WHAT IS NEEDED:
Write out each line beneath this one exactly as it reads.

[Dataset rows about figures]
——————
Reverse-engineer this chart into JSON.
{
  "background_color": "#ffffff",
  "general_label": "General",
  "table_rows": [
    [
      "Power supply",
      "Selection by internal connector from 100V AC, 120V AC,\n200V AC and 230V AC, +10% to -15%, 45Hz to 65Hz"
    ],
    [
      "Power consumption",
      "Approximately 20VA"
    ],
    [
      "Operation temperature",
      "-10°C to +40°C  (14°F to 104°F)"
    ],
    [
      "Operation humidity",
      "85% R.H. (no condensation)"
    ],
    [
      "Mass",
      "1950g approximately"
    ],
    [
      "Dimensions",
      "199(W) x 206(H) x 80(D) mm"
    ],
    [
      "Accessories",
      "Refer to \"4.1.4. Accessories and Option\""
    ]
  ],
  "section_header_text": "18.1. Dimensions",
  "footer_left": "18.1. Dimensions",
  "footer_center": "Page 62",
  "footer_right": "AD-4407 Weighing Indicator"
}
——————
EXERCISE SOLUTION:
Reverse-engineer this chart into JSON.
{
  "background_color": "#ffffff",
  "general_label": "General",
  "table_rows": [
    [
      "Power supply",
      "Selection by internal connector from 100V AC, 120V AC,\n200V AC and 230V AC, +10% to -15%, 45Hz to 65Hz"
    ],
    [
      "Power consumption",
      "Approximately 20VA"
    ],
    [
      "Operation temperature",
      "-10°C to +40°C  (14°F to 104°F)"
    ],
    [
      "Operation humidity",
      "85% R.H. (no condensation)"
    ],
    [
      "Mass",
      "1950g approximately"
    ],
    [
      "Dimensions",
      "199(W) x 206(H) x 80(D) mm"
    ],
    [
      "Accessories",
      "Refer to \"4.1.4. Accessories and Option\""
    ]
  ],
  "section_header_text": "18.1. Dimensions",
  "footer_left": "18.1. Dimensions",
  "footer_center": "Page 62",
  "footer_right": "AD-4407 Weighing Indicator"
}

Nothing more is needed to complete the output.